# Items from a dataset
■ ■ ■ ■ ■
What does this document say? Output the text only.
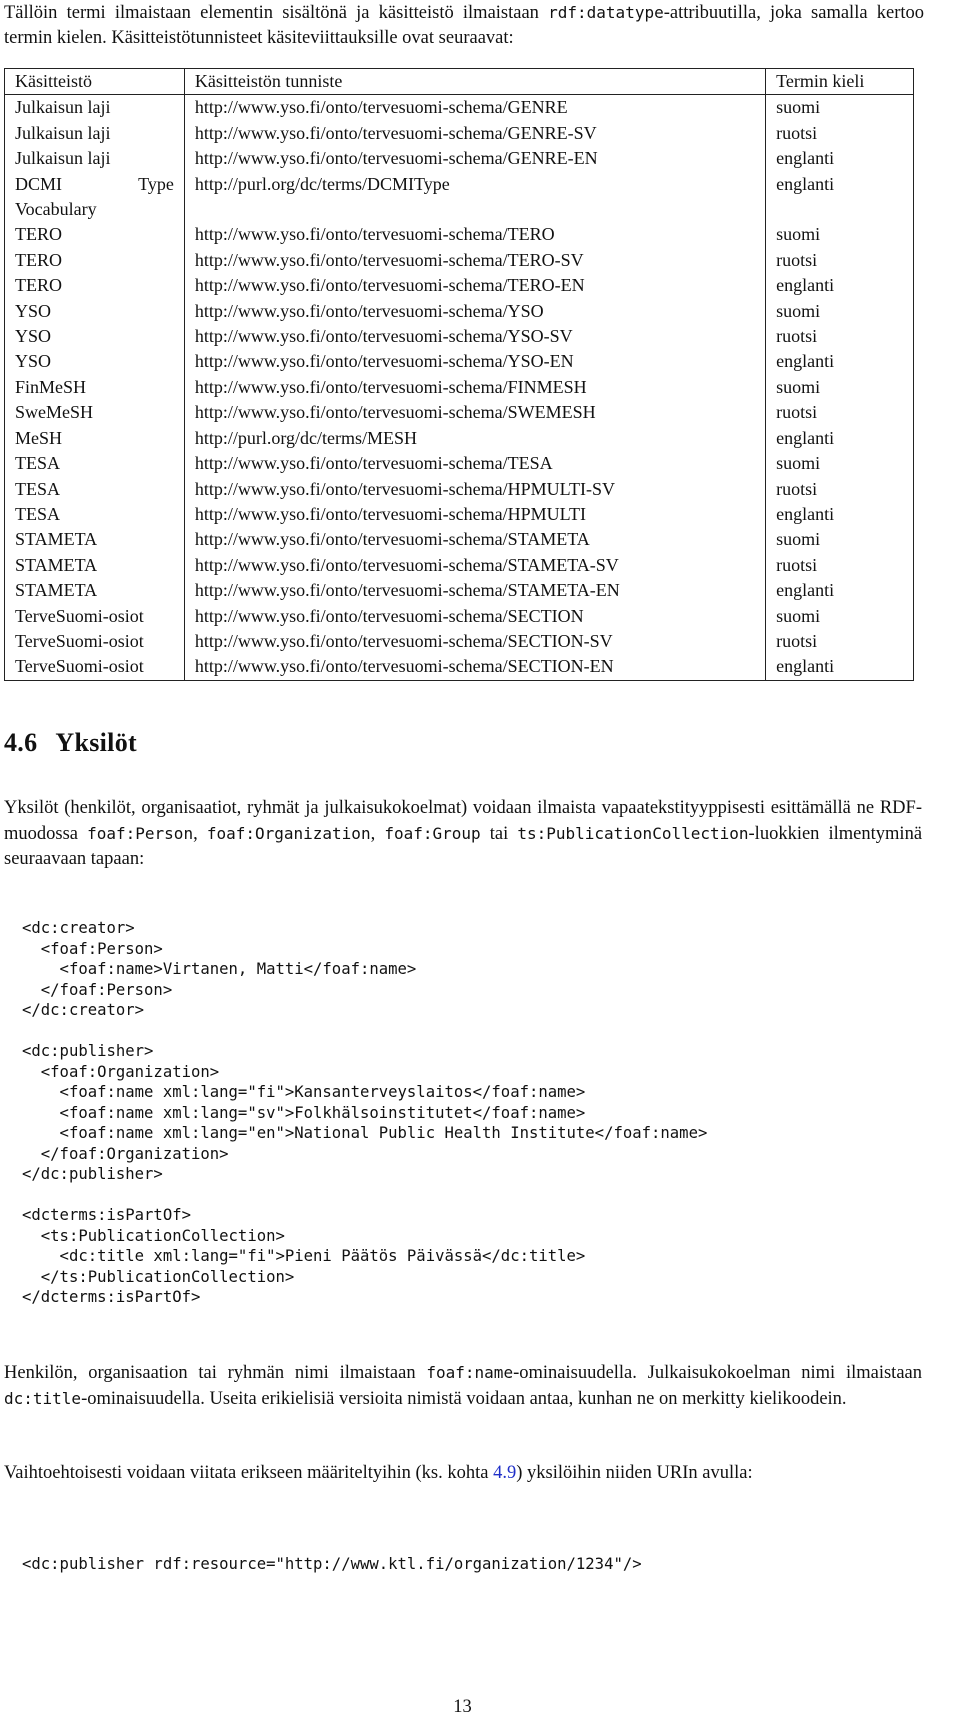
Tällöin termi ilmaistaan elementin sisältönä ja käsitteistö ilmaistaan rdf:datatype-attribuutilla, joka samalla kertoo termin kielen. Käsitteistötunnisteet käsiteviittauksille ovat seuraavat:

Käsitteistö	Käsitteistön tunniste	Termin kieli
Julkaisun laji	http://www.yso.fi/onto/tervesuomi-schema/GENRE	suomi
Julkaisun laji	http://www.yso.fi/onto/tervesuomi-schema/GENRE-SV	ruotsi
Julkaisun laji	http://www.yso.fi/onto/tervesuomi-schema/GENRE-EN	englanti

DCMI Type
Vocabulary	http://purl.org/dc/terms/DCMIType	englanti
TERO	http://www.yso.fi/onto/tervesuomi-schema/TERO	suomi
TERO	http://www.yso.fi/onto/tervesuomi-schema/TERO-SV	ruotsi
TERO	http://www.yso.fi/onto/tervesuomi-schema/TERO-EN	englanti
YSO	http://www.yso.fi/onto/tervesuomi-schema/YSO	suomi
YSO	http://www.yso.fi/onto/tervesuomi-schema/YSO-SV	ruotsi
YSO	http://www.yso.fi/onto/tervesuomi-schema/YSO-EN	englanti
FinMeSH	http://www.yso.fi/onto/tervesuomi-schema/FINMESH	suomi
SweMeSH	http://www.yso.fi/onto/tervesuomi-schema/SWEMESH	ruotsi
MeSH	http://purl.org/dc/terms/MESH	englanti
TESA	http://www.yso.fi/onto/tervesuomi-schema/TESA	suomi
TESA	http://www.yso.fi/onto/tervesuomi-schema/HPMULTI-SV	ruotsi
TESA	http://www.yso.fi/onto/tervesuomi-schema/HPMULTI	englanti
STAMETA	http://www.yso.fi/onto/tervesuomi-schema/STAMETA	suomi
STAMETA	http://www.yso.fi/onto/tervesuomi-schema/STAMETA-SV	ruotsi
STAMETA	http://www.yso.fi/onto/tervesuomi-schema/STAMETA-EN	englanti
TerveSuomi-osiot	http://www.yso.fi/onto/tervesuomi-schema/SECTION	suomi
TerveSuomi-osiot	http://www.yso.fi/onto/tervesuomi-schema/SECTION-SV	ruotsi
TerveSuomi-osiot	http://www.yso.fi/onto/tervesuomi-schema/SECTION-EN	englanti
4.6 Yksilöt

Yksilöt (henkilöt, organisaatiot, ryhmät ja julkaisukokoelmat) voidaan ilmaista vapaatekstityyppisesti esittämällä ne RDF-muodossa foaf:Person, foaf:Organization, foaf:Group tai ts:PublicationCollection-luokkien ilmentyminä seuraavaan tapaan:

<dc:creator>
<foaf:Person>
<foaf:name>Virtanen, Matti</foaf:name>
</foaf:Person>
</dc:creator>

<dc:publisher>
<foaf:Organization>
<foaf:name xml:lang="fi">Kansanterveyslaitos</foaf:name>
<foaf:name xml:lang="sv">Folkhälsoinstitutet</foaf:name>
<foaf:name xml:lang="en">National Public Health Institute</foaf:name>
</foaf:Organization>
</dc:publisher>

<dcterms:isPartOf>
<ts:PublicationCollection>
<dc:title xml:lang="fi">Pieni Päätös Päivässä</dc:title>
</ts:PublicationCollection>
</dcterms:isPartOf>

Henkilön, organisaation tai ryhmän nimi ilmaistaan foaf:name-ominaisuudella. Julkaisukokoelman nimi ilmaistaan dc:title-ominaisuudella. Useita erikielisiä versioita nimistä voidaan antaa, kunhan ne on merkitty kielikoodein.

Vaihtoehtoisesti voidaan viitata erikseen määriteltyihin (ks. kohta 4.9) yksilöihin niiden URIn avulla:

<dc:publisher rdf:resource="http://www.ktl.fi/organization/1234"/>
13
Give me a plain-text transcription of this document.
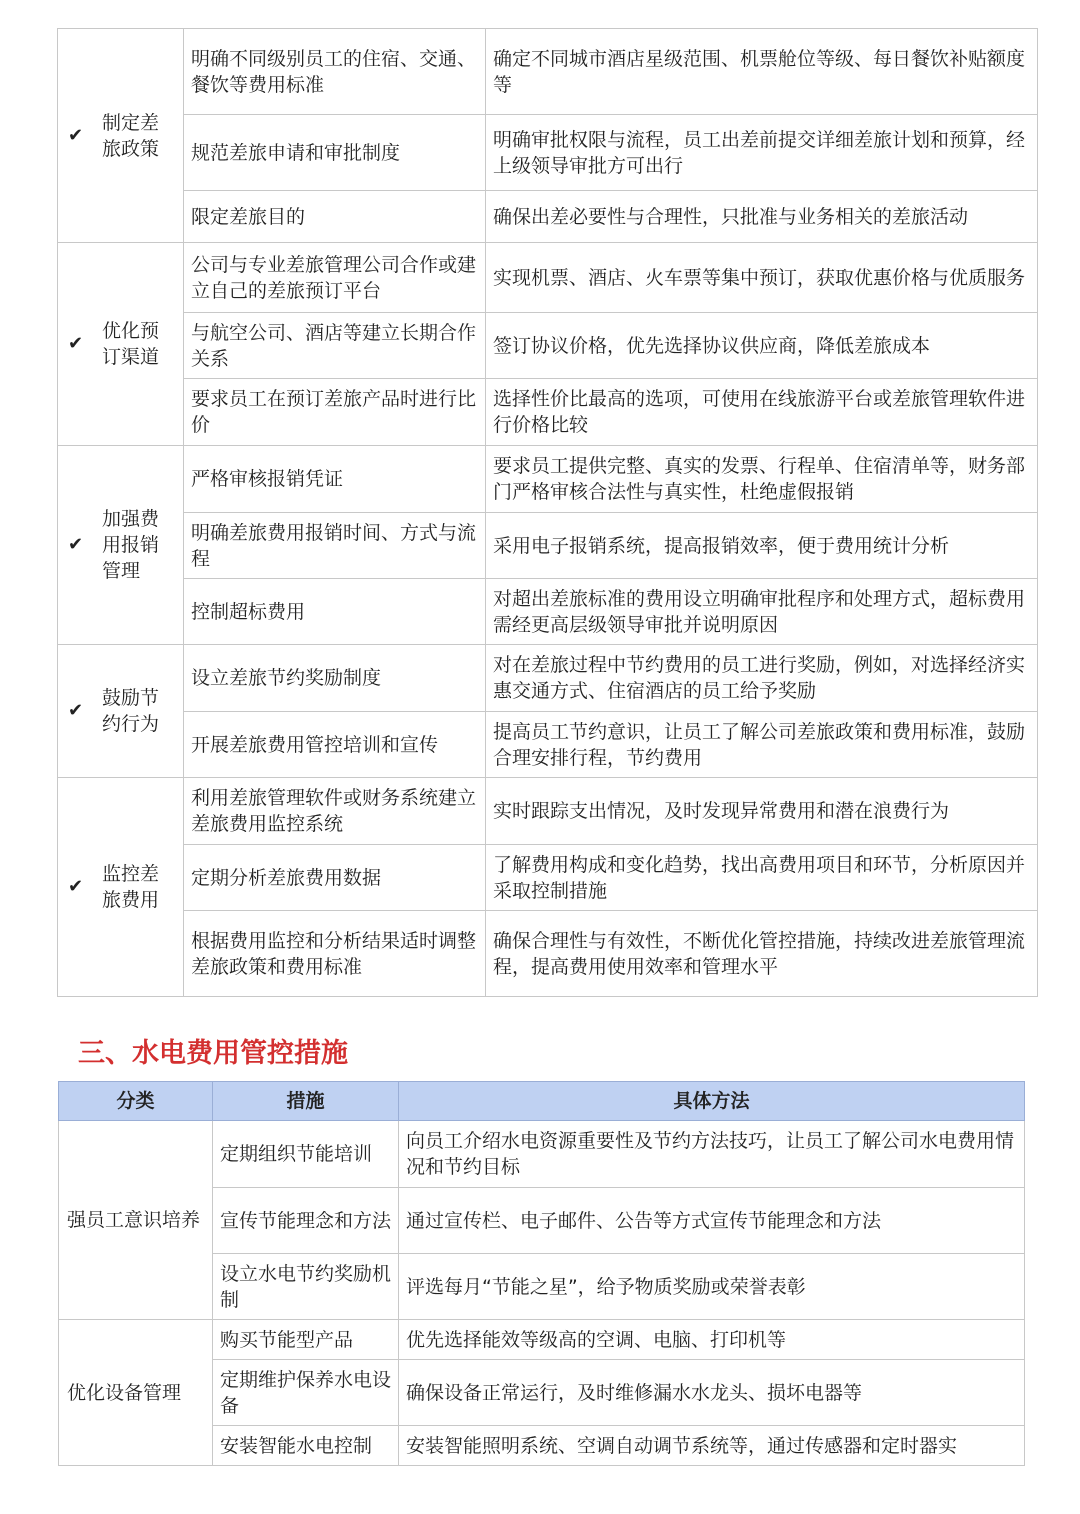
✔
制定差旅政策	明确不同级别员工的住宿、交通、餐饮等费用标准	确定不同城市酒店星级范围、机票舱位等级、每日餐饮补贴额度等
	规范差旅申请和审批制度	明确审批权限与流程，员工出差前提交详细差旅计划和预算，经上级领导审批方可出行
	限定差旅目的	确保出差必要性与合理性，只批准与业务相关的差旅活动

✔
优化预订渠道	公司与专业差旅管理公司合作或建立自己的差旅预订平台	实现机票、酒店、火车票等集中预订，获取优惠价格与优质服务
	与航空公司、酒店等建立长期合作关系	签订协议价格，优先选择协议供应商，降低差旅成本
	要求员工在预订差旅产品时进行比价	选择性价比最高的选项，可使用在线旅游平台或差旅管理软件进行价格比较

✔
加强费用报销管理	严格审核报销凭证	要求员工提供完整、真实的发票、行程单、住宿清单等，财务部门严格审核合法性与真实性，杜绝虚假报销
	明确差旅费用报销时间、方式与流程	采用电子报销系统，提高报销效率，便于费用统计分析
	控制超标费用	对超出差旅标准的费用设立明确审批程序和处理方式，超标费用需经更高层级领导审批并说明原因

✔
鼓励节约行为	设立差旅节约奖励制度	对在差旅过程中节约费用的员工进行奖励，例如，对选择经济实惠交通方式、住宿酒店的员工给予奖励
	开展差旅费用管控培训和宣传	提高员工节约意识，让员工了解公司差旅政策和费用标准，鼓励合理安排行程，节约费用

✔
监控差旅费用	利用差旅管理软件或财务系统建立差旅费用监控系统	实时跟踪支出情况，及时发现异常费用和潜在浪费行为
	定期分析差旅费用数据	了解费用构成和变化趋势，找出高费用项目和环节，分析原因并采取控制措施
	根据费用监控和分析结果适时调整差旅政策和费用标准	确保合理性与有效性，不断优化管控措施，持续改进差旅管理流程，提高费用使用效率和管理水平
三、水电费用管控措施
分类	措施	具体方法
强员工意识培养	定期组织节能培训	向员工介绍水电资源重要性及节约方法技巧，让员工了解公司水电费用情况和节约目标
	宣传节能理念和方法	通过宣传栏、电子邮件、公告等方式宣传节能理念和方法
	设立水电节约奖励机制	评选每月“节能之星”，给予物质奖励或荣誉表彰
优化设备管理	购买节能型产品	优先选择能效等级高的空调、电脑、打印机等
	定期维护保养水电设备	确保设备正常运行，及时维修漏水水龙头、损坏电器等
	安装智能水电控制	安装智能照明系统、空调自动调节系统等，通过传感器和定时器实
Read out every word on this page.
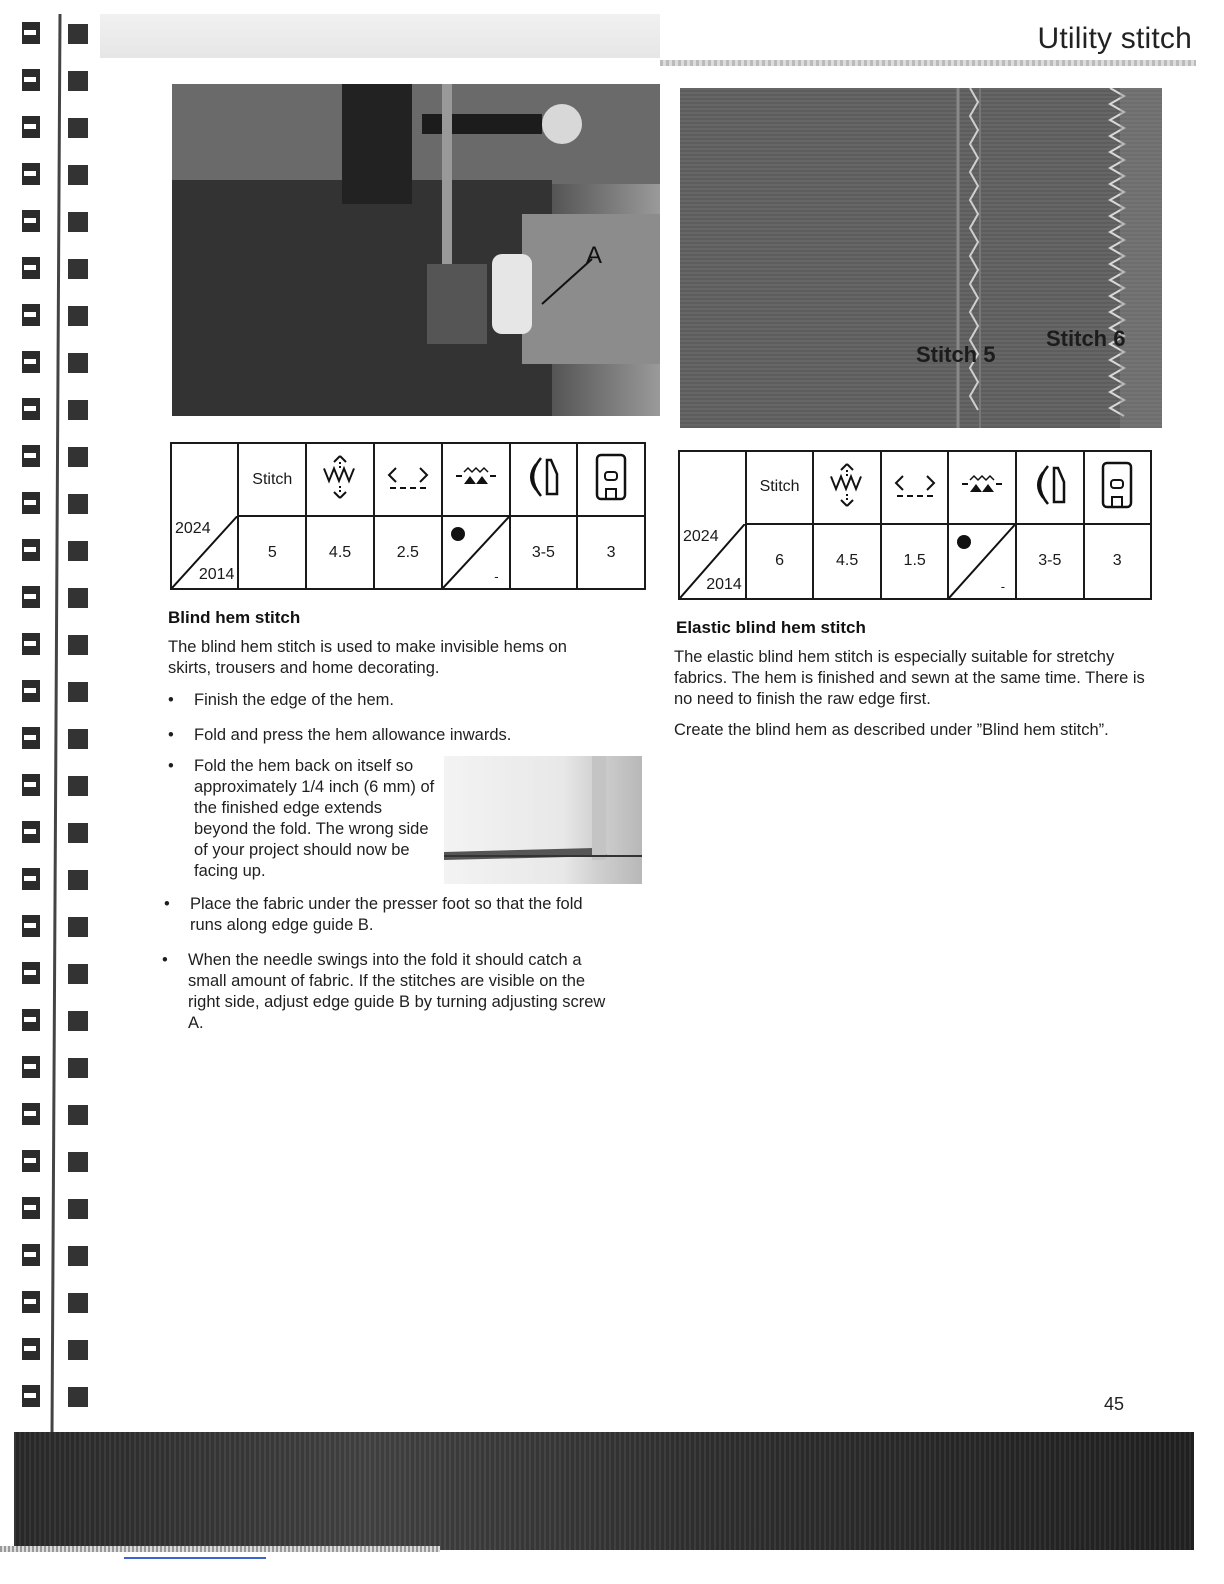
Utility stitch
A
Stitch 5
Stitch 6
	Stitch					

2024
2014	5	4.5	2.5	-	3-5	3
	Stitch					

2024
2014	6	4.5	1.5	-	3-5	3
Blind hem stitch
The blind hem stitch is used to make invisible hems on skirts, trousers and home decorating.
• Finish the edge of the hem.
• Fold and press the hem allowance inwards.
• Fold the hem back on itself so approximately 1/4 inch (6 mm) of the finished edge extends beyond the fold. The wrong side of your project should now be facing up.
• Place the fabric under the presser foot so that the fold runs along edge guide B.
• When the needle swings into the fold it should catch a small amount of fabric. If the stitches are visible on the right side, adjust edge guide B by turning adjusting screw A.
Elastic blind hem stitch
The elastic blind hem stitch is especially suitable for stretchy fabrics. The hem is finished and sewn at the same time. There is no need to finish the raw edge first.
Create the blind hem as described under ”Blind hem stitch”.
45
■ ■ ■ ■ ■
# Goal of the exercise
How many lines in the data contain the string "foaf"? Respond with the number only.

# Response
10